--- start of Records provided ---

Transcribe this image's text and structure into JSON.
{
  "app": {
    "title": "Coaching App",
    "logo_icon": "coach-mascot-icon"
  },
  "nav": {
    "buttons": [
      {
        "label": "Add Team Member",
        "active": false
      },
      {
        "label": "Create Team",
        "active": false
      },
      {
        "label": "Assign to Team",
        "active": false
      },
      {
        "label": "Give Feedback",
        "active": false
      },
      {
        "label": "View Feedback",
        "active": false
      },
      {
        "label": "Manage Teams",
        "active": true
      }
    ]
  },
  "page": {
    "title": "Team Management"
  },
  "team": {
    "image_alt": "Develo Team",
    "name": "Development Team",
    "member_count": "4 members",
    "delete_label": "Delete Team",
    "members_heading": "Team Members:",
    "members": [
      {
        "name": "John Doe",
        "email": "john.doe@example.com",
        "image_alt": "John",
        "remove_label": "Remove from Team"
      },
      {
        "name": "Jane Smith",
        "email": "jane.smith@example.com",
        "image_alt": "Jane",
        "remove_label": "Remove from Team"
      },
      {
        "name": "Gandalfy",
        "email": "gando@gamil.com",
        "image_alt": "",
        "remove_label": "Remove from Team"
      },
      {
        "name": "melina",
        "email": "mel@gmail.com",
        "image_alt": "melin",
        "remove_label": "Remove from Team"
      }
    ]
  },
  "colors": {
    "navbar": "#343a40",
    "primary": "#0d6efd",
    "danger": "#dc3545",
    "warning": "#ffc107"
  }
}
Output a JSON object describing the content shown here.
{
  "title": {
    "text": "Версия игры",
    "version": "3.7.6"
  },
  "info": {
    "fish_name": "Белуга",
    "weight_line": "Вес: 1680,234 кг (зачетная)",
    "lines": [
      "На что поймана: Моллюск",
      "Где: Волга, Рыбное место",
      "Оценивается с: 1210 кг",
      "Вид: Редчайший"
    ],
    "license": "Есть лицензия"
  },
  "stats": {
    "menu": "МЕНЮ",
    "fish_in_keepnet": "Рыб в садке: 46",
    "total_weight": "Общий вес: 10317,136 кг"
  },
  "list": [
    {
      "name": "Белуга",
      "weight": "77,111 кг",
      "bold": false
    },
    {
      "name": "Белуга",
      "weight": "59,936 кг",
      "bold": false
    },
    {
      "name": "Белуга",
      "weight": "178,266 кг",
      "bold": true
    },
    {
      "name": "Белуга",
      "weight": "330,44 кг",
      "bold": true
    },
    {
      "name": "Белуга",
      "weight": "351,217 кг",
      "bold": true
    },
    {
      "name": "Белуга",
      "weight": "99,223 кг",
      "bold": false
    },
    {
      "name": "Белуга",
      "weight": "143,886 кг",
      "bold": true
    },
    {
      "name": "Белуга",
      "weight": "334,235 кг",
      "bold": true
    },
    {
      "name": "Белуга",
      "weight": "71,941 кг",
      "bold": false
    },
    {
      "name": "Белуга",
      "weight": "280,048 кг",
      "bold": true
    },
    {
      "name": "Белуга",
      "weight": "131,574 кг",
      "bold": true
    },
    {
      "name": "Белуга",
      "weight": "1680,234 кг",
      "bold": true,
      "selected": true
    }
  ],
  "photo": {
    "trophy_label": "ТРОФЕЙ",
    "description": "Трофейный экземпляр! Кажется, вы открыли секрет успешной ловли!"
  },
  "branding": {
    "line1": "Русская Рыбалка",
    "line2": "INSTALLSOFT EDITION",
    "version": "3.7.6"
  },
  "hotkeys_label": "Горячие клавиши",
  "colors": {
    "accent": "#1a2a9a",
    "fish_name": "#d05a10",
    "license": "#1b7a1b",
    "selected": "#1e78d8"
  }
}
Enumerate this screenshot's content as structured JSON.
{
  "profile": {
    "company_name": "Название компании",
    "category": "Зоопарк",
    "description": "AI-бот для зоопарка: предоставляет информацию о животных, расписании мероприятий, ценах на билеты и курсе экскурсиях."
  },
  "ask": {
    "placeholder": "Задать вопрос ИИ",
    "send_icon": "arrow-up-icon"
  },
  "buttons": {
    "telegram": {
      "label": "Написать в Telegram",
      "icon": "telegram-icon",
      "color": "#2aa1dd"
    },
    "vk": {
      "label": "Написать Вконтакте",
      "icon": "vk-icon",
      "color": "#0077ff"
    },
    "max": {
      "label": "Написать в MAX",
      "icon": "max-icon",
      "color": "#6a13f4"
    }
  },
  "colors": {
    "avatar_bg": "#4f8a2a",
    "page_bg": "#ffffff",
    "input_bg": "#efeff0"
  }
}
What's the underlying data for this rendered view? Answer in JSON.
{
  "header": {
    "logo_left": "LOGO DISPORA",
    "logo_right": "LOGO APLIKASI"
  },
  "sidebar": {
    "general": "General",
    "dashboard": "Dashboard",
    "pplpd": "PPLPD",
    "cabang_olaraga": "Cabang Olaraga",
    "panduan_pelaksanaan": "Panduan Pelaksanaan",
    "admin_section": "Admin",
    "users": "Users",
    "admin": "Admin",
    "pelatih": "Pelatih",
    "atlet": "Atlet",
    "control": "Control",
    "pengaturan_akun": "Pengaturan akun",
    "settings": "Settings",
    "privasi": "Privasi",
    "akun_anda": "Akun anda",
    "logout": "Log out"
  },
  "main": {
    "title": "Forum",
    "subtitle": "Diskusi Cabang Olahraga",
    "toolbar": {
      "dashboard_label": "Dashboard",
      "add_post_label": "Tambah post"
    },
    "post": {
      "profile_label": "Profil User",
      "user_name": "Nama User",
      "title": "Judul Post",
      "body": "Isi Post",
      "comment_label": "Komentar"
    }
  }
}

--- end of Records provided ---

• _Prompt_
From the listing above, copy all lines holding the word "Feedback".

• _Task output_
        "label": "Give Feedback",
        "label": "View Feedback",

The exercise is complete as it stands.